▶ GIVEN TASK
Are you able to quote each entry exactly as written?

Extracted records:
----------------------------------------

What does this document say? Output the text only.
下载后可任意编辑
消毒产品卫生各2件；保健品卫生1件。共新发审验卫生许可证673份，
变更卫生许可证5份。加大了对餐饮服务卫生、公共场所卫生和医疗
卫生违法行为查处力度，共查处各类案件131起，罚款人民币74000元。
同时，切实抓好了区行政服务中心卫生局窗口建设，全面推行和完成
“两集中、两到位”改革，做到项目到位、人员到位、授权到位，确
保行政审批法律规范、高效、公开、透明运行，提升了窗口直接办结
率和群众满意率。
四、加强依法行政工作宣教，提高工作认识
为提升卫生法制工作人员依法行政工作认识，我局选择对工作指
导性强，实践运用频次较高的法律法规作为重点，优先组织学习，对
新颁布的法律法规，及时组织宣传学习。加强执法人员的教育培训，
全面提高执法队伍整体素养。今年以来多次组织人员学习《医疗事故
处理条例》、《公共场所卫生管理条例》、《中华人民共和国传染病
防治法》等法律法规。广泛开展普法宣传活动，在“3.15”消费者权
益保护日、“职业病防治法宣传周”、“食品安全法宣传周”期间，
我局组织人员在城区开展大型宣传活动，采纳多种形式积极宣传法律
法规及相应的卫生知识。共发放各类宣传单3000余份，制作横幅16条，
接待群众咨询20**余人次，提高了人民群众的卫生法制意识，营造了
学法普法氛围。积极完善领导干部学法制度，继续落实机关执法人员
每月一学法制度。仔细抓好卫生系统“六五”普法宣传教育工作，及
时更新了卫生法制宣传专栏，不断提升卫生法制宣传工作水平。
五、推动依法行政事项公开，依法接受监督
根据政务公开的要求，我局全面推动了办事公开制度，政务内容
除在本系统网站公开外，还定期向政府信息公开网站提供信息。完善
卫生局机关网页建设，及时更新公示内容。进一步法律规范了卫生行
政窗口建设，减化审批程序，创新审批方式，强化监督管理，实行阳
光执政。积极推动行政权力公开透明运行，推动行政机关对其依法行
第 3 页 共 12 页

----------------------------------------

▶ ANSWER TO THE TASK
What does this document say? Output the text only.
下载后可任意编辑
消毒产品卫生各2件；保健品卫生1件。共新发审验卫生许可证673份，
变更卫生许可证5份。加大了对餐饮服务卫生、公共场所卫生和医疗
卫生违法行为查处力度，共查处各类案件131起，罚款人民币74000元。
同时，切实抓好了区行政服务中心卫生局窗口建设，全面推行和完成
“两集中、两到位”改革，做到项目到位、人员到位、授权到位，确
保行政审批法律规范、高效、公开、透明运行，提升了窗口直接办结
率和群众满意率。
四、加强依法行政工作宣教，提高工作认识
为提升卫生法制工作人员依法行政工作认识，我局选择对工作指
导性强，实践运用频次较高的法律法规作为重点，优先组织学习，对
新颁布的法律法规，及时组织宣传学习。加强执法人员的教育培训，
全面提高执法队伍整体素养。今年以来多次组织人员学习《医疗事故
处理条例》、《公共场所卫生管理条例》、《中华人民共和国传染病
防治法》等法律法规。广泛开展普法宣传活动，在“3.15”消费者权
益保护日、“职业病防治法宣传周”、“食品安全法宣传周”期间，
我局组织人员在城区开展大型宣传活动，采纳多种形式积极宣传法律
法规及相应的卫生知识。共发放各类宣传单3000余份，制作横幅16条，
接待群众咨询20**余人次，提高了人民群众的卫生法制意识，营造了
学法普法氛围。积极完善领导干部学法制度，继续落实机关执法人员
每月一学法制度。仔细抓好卫生系统“六五”普法宣传教育工作，及
时更新了卫生法制宣传专栏，不断提升卫生法制宣传工作水平。
五、推动依法行政事项公开，依法接受监督
根据政务公开的要求，我局全面推动了办事公开制度，政务内容
除在本系统网站公开外，还定期向政府信息公开网站提供信息。完善
卫生局机关网页建设，及时更新公示内容。进一步法律规范了卫生行
政窗口建设，减化审批程序，创新审批方式，强化监督管理，实行阳
光执政。积极推动行政权力公开透明运行，推动行政机关对其依法行
第 3 页 共 12 页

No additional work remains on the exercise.